抜粋箇所.
──────────────────────────────

1800年1月。集団里子の一団が養成所の教師ヘルマン・クルージーに率いられてブルクドルフに到着し、クルージー自身がこの一団を受け持つことになりました。この中には、9歳の少年ヨハネス・ラムザウアーがいましたが、彼は後にペスタロッチの良き助け手となるのです。
 6月にフィッシャーが亡くなると、クルージーはペスタロッチに協力を求め、彼らは教師仲間として協力し合うことになりました。続いてヨハン・クリストフ・プス、ヨハン・ゲオルク・トプラーがやってきて同じく仲間になりました。
 この年の10月1日。シュタッファーによって作られた「教育制度友の会」委員会は、この学校が極めて優れているとの報告をし、全面的な支持をもたらすことになったのです。10月24日。ペスタロッチは、ブルクドルフ城内に新しい小学校を開き、同時に師範学校も併設されることになりました。
 1801年元旦。ペスタロッチは出版社主ハインリッヒ・ゲスナーに宛てて14通の手紙を届けます。その中で彼は、自分が開発した「メトーデ(直観的教授法)」という教育方法を発表しました。これは、子どもたちに知識を言葉によって教えるのではなく、実際に見て、触れて、感覚を通じて教えていくことで、知的教育(頭)、身体的教育(手)、道徳教育(心)の根本力を身につけるという教授法です。ゲスナーは非常に感銘を受け、その年のうちに自ら名付けた「ゲルトルート児童教育法」というタイトルのもとにこれを出版しました。
 「直観こそはあらゆる知識の基礎である。どんな知識もすべて直観から発しているのである。これから考えてみると、われわれの認識はすべて数・形・語から発するから、この本質的な構造が知覚できるような場合に取り次いでやらねばならないのである」。ペスタロッチは「メトーデ」の概要をこのように述べ、「数の教育」「形の教育」「言語の教育」を極めて特殊なやり方で教授していきます。
 それからまた、彼の教育法の際立った特徴として、幼児と母親の関係の大切さを述べており、「母親が乳児の最も基本的な要求を満たしてやるとき、子どもの中に愛の萌芽がふくらんでくるのです。感謝の気持ちとか隣人愛というものは人を母親と同一化することから生まれてくるのです」

 この学園は成長し、やがて各地から教育者たちが見学に訪れるほどになり、シュタッファーによって創設された「教育制度のための協会」はこの学園に対し、「最も優れた学校」との評価を下したのでした。
 しかしその年の8月15日。悲しい知らせが届きます。最愛の息子ヤーコプが死去したのです。虚弱体質と神経の疾患のために生涯苦しみ、また両親にも苦労をかけた末、31歳の若さでこの世を去りました。
 1802年11月。ナポレオンは憲法制定会議を召集し、ペスタロッチはチューリッヒの代表としてパリに赴きました。彼はチューリッヒのために幾つかの提案をしましたがほとんど採択されず、落胆しますが、思いがけない収穫もありました。
 彼が書いた「メトーデ(直観的教授法)の本質と目的についてパリの友人に宛てた覚書」という論文はパリで大きな反響を呼び、J・ネーフのもとに「ペスタロッチ思想に基づく施設」がパリに開設されたのです。

──────────────────────────────

作業内容. ペスタロッチについての抜粋から、「1800年1月。集団里子の一」を含む語句で始まり「なやり方で教授していきます。」で終わる部分を、「メトーデ」を「メソッド」に置き換えて書き直す。 次のリストは抜粋とは関係がない。

データの一部.
──────────────────────────────

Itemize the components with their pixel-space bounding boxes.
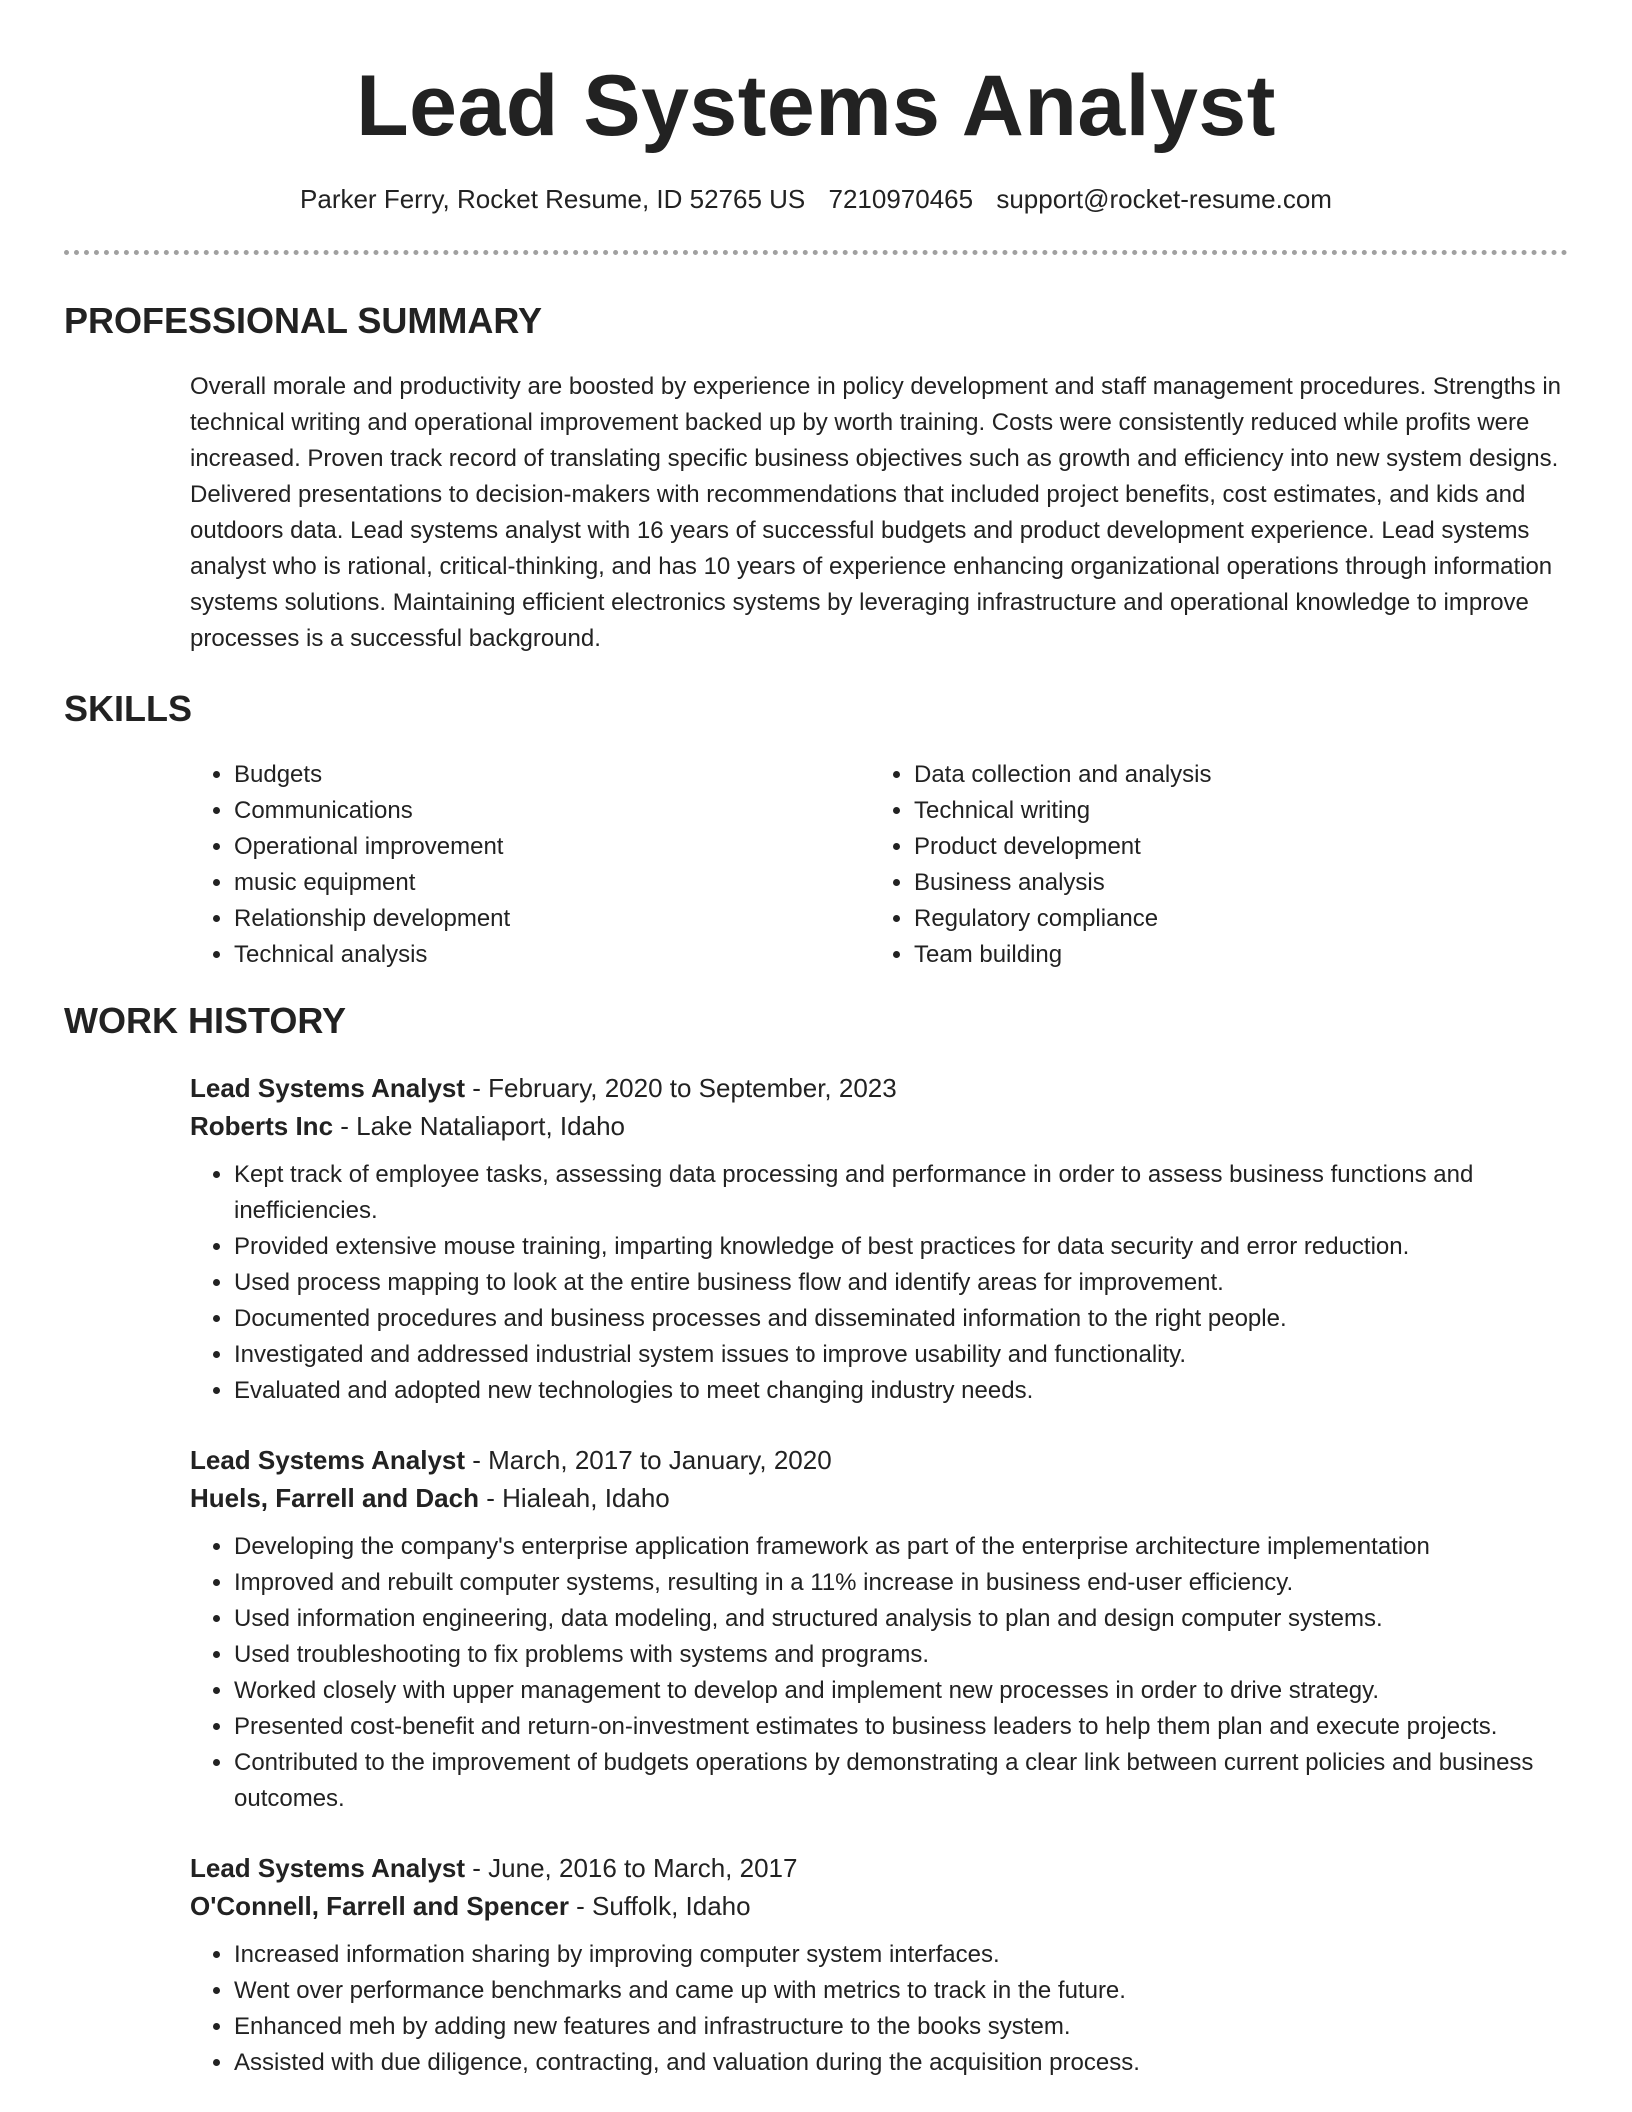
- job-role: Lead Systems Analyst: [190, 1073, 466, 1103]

──────────────────────────────

作業結果.
1800年1月。集団里子の一団が養成所の教師ヘルマン・クルージーに率いられてブルクドルフに到着し、クルージー自身がこの一団を受け持つことになりました。この中には、9歳の少年ヨハネス・ラムザウアーがいましたが、彼は後にペスタロッチの良き助け手となるのです。
 6月にフィッシャーが亡くなると、クルージーはペスタロッチに協力を求め、彼らは教師仲間として協力し合うことになりました。続いてヨハン・クリストフ・プス、ヨハン・ゲオルク・トプラーがやってきて同じく仲間になりました。
 この年の10月1日。シュタッファーによって作られた「教育制度友の会」委員会は、この学校が極めて優れているとの報告をし、全面的な支持をもたらすことになったのです。10月24日。ペスタロッチは、ブルクドルフ城内に新しい小学校を開き、同時に師範学校も併設されることになりました。
 1801年元旦。ペスタロッチは出版社主ハインリッヒ・ゲスナーに宛てて14通の手紙を届けます。その中で彼は、自分が開発した「メソッド(直観的教授法)」という教育方法を発表しました。これは、子どもたちに知識を言葉によって教えるのではなく、実際に見て、触れて、感覚を通じて教えていくことで、知的教育(頭)、身体的教育(手)、道徳教育(心)の根本力を身につけるという教授法です。ゲスナーは非常に感銘を受け、その年のうちに自ら名付けた「ゲルトルート児童教育法」というタイトルのもとにこれを出版しました。
 「直観こそはあらゆる知識の基礎である。どんな知識もすべて直観から発しているのである。これから考えてみると、われわれの認識はすべて数・形・語から発するから、この本質的な構造が知覚できるような場合に取り次いでやらねばならないのである」。ペスタロッチは「メソッド」の概要をこのように述べ、「数の教育」「形の教育」「言語の教育」を極めて特殊なやり方で教授していきます。